本文抜粋 >>
動画を子育ての情報源に 抱っこや沐浴、遊び…NPOなど配信

子育て応援かざぐるまの配信動画のうち「目と目を合わせる~アイコンタクト」(2カ月児向け)の一場面

新型コロナウイルスの感染再拡大を受けて札幌市全域に5月末まで「まん延防止等重点措置」が適用され、道内でも親が出産や育児について直接人に会って学ぶ機会が減っています。そうした中で注目を集めているのが、自治体や民間団体がインターネットで無料配信している子育てのノウハウを伝える動画です。子どもとの遊び方を含め100本以上公開している団体もあります。

子育て教室休止 「いつでも見られて便利」

紋別市内で生後6カ月の長男を育てる村井静さん(39)は、よくネットで子育ての動画を見るといいます。「抱っこひもの使い方や(便秘予防に)綿棒を使う肛門の刺激法など、実際に動きを見ないと分からないことだらけ。子育ての教室はコロナで開かれず、いつでも見られる動画は便利です」

札幌のNPO法人「子育て応援かざぐるま」は、ブログに106本(5月11日現在)の動画を載せています=URLは表の①=。内容は赤ちゃんとの接し方や童歌遊び・手遊びなどで、数分以内の短いものが中心。多くは赤ちゃんや乳幼児が出演していて親しみが湧き、イメージしやすいです。

赤ちゃんとの接し方の動画は月齢ごとに区分しています。0~1カ月児向けは8回にわたり沐浴(もくよく)を取り上げ、2カ月児向けは目と目を合わせて語り掛ける大事さ、8カ月児は「膝上抱き」などのテーマがあります。牛乳パックを使い1~2歳児用のいすを作る方法も紹介しています。

課題一覧 >>
a. 子育て動画についての記事では、「子育て応援かざぐるま」がブログに載せている動画は5月11日現在で何本か。
b. 子育て動画についての記事を、最後の文の後から書き継ぐ。
ここからの項目は、本文とは別の出典から取ったものだ。

資料 >>
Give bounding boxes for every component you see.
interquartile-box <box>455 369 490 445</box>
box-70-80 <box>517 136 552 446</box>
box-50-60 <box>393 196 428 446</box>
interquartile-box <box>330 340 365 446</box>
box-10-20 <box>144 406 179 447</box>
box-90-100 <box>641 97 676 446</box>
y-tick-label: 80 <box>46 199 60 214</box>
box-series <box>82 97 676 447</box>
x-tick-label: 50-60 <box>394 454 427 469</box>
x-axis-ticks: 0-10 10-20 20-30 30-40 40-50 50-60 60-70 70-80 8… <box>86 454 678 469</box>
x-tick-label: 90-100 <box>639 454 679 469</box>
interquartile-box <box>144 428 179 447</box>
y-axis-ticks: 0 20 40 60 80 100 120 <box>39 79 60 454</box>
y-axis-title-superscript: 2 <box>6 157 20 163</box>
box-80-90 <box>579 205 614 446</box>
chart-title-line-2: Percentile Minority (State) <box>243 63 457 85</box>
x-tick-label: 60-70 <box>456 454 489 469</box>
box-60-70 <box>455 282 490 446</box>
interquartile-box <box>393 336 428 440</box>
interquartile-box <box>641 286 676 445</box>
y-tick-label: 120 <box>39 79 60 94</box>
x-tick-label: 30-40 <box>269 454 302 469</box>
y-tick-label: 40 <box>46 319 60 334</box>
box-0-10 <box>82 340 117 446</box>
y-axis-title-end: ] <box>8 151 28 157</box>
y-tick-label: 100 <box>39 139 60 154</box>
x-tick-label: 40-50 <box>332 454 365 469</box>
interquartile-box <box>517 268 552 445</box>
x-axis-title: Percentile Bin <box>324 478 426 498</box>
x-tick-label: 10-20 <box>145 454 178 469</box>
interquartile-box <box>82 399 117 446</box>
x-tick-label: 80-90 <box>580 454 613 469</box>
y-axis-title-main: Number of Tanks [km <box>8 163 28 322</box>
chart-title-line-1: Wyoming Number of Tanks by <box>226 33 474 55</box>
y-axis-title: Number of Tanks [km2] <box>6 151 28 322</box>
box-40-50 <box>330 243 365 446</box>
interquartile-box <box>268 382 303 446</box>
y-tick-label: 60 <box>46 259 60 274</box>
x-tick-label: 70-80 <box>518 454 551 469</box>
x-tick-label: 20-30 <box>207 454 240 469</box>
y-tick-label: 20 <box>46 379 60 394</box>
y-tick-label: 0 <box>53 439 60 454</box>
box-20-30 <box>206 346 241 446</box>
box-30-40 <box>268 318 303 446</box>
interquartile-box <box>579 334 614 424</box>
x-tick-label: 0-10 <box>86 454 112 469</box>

解答一覧 >>
a. 106本。

b.
「布団の山登り」「たかいたかい」といった成長を促す遊びやベビーマッサージも多く載せました。5カ月児向けの足裏マッサージは「赤ちゃんが足底に触れるのを嫌がる状況が長く続くと、立位や座位も嫌がります。歩行準備として、かかとから指先に向けてたくさん触ってあげてください」と助言しています。

動画の大部分は、同団体が3月に発行した0~3歳児対象の「子育て応援ブック」と連動しています。B5判40ページで、適切な抱き方や歩行を促す遊びをイラストつきで解説。乳幼児の発達に詳しい北大准教授や小児科医が監修しました。2019年に続き2度目の発行で、今回はQRコードで動画を見られるようにしました。

同法人代表理事の山田智子さんは「コロナの影響で人と人とが関わりながら育児のコツを伝えづらくなりました。子育てに不安がある若い親世代に見てもらえるよう動画を活用しました」と話しています。応援ブックは札幌市内各区の「こそだてインフォメーション」で閲覧できるほか、1冊300円(送料別)で販売もしています。申し込みや問い合わせは専用フォーム(https://docs.google.com/forms/d/1K78FfQApt3ypRT5oAmBy3HtlKmUTcCqpNeVr4aKRz0E/viewform?edit_requested=true)へ。

札幌市の「さっぽろ子育て情報サイト」は母子衛生研究会(東京)の動画を掲載し、抱っこ、沐浴、おむつ交換、着替えについて説明しています=表②=。同サイトの別のページでは「イヤイヤ期を乗り切る」「親子で家事」など市内10区が作った子育てに役立つ動画が見られます=表③=。苫小牧市はYouTubeに、沐浴の解説動画を載せました=表④=。

① 子育て応援かざぐるまの動画一覧
https://kazadouga.blogspot.com/p/blog-page.html

② さっぽろ子育て情報サイト 母子衛生研究会の動画
https://kosodate.city.sapporo.jp/mokuteki/kenko/hokenjo/9982.html

③ さっぽろ子育て情報サイト 札幌市内10区制作の「動画で伝えるスマイルアイデア」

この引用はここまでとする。